STATED PROBLEM:
Copy each line that holds "együttműködése".
::: PROVIDED RECORDS
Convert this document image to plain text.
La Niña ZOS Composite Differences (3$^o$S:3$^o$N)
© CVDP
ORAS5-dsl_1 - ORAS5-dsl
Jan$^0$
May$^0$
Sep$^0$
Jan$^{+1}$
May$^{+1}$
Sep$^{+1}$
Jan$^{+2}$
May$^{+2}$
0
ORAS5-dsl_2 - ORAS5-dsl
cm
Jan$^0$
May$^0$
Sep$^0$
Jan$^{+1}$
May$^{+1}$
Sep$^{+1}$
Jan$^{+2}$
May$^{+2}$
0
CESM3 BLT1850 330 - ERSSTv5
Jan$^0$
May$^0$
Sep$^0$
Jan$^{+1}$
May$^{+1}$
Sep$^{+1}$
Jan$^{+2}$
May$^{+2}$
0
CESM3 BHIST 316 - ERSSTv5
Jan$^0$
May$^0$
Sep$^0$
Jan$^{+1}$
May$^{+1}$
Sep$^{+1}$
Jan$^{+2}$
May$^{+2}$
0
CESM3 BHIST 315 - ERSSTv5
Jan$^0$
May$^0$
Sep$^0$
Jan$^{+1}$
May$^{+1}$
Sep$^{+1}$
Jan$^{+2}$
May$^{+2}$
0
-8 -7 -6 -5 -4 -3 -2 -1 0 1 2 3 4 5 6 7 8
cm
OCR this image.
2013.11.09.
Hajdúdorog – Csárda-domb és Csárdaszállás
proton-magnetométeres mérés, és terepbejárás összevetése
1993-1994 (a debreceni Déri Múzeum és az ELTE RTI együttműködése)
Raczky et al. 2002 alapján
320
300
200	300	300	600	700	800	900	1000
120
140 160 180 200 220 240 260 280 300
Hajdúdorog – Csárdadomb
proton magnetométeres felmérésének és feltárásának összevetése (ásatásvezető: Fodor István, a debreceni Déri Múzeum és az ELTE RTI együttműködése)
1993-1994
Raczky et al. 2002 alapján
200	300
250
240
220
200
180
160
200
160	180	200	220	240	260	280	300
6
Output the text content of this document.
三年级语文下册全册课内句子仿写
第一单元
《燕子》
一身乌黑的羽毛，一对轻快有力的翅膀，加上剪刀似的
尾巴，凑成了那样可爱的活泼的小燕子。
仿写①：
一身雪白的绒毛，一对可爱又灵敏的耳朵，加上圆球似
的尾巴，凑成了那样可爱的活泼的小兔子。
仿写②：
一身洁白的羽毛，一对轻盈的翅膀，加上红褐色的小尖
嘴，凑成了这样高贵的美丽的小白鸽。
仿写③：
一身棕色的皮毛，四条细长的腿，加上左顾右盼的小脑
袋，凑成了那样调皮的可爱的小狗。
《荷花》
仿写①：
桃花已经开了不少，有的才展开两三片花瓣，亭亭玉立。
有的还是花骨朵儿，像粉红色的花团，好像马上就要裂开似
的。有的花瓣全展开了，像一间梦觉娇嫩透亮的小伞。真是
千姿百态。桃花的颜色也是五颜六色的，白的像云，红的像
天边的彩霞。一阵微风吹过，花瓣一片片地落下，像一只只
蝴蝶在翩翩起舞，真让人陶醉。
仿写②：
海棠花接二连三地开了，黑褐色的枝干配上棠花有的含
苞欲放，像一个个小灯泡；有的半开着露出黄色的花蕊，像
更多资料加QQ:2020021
::::::
EXERCISE OUTPUT:
1993-1994 (a debreceni Déri Múzeum és az ELTE RTI együttműködése)
proton magnetométeres felmérésének és feltárásának összevetése (ásatásvezető: Fodor István, a debreceni Déri Múzeum és az ELTE RTI együttműködése)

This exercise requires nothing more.